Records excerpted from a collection

%%

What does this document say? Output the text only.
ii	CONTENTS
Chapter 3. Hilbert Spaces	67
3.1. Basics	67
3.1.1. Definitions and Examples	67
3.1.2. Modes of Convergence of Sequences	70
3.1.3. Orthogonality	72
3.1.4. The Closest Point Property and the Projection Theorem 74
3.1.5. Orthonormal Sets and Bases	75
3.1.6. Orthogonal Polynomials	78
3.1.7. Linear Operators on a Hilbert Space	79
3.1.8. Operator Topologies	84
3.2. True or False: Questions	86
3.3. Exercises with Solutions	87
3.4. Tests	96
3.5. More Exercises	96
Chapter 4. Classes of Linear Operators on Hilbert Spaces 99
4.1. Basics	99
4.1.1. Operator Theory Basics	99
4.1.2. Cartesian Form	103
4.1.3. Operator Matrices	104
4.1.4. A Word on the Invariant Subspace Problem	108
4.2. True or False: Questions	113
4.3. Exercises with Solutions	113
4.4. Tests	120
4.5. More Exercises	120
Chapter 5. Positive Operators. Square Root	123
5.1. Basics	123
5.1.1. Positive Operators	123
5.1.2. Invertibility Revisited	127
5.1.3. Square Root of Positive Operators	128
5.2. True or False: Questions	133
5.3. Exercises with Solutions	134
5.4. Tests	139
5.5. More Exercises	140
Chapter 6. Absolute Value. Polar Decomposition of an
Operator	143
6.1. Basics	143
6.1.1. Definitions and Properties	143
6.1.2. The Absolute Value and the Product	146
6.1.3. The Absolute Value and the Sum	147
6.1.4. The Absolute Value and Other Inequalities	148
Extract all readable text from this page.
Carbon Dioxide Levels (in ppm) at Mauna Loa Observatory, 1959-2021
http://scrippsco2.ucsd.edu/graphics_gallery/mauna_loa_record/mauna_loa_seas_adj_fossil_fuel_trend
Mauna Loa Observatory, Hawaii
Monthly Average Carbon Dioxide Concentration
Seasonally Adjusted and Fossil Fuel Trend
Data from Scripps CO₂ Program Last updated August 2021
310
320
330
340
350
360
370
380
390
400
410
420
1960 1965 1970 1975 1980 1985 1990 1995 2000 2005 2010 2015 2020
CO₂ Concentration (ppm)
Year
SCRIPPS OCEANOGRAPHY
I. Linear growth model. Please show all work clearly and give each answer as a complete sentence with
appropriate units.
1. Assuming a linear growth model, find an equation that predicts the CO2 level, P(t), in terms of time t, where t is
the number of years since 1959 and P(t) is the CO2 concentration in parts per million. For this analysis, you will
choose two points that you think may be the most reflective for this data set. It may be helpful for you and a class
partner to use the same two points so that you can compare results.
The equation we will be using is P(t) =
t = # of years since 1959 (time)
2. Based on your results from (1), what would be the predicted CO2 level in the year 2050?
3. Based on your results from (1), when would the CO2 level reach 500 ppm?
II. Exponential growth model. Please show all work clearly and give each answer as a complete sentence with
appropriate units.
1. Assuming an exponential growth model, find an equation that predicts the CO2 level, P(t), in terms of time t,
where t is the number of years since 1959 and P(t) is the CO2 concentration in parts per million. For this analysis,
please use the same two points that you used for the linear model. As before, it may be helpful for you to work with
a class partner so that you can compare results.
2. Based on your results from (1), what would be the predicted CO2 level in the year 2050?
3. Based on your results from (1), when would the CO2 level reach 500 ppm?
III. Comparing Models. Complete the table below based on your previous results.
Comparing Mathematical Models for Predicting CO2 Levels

%%

TASK TO COMPLETE | Transcribe all of the material exactly. Omit nothing.

RESULT FOR THIS EXERCISE |
What does this document say? Output the text only.
ii	CONTENTS
Chapter 3. Hilbert Spaces	67
3.1. Basics	67
3.1.1. Definitions and Examples	67
3.1.2. Modes of Convergence of Sequences	70
3.1.3. Orthogonality	72
3.1.4. The Closest Point Property and the Projection Theorem 74
3.1.5. Orthonormal Sets and Bases	75
3.1.6. Orthogonal Polynomials	78
3.1.7. Linear Operators on a Hilbert Space	79
3.1.8. Operator Topologies	84
3.2. True or False: Questions	86
3.3. Exercises with Solutions	87
3.4. Tests	96
3.5. More Exercises	96
Chapter 4. Classes of Linear Operators on Hilbert Spaces 99
4.1. Basics	99
4.1.1. Operator Theory Basics	99
4.1.2. Cartesian Form	103
4.1.3. Operator Matrices	104
4.1.4. A Word on the Invariant Subspace Problem	108
4.2. True or False: Questions	113
4.3. Exercises with Solutions	113
4.4. Tests	120
4.5. More Exercises	120
Chapter 5. Positive Operators. Square Root	123
5.1. Basics	123
5.1.1. Positive Operators	123
5.1.2. Invertibility Revisited	127
5.1.3. Square Root of Positive Operators	128
5.2. True or False: Questions	133
5.3. Exercises with Solutions	134
5.4. Tests	139
5.5. More Exercises	140
Chapter 6. Absolute Value. Polar Decomposition of an
Operator	143
6.1. Basics	143
6.1.1. Definitions and Properties	143
6.1.2. The Absolute Value and the Product	146
6.1.3. The Absolute Value and the Sum	147
6.1.4. The Absolute Value and Other Inequalities	148
Extract all readable text from this page.
Carbon Dioxide Levels (in ppm) at Mauna Loa Observatory, 1959-2021
http://scrippsco2.ucsd.edu/graphics_gallery/mauna_loa_record/mauna_loa_seas_adj_fossil_fuel_trend
Mauna Loa Observatory, Hawaii
Monthly Average Carbon Dioxide Concentration
Seasonally Adjusted and Fossil Fuel Trend
Data from Scripps CO₂ Program Last updated August 2021
310
320
330
340
350
360
370
380
390
400
410
420
1960 1965 1970 1975 1980 1985 1990 1995 2000 2005 2010 2015 2020
CO₂ Concentration (ppm)
Year
SCRIPPS OCEANOGRAPHY
I. Linear growth model. Please show all work clearly and give each answer as a complete sentence with
appropriate units.
1. Assuming a linear growth model, find an equation that predicts the CO2 level, P(t), in terms of time t, where t is
the number of years since 1959 and P(t) is the CO2 concentration in parts per million. For this analysis, you will
choose two points that you think may be the most reflective for this data set. It may be helpful for you and a class
partner to use the same two points so that you can compare results.
The equation we will be using is P(t) =
t = # of years since 1959 (time)
2. Based on your results from (1), what would be the predicted CO2 level in the year 2050?
3. Based on your results from (1), when would the CO2 level reach 500 ppm?
II. Exponential growth model. Please show all work clearly and give each answer as a complete sentence with
appropriate units.
1. Assuming an exponential growth model, find an equation that predicts the CO2 level, P(t), in terms of time t,
where t is the number of years since 1959 and P(t) is the CO2 concentration in parts per million. For this analysis,
please use the same two points that you used for the linear model. As before, it may be helpful for you to work with
a class partner so that you can compare results.
2. Based on your results from (1), what would be the predicted CO2 level in the year 2050?
3. Based on your results from (1), when would the CO2 level reach 500 ppm?
III. Comparing Models. Complete the table below based on your previous results.
Comparing Mathematical Models for Predicting CO2 Levels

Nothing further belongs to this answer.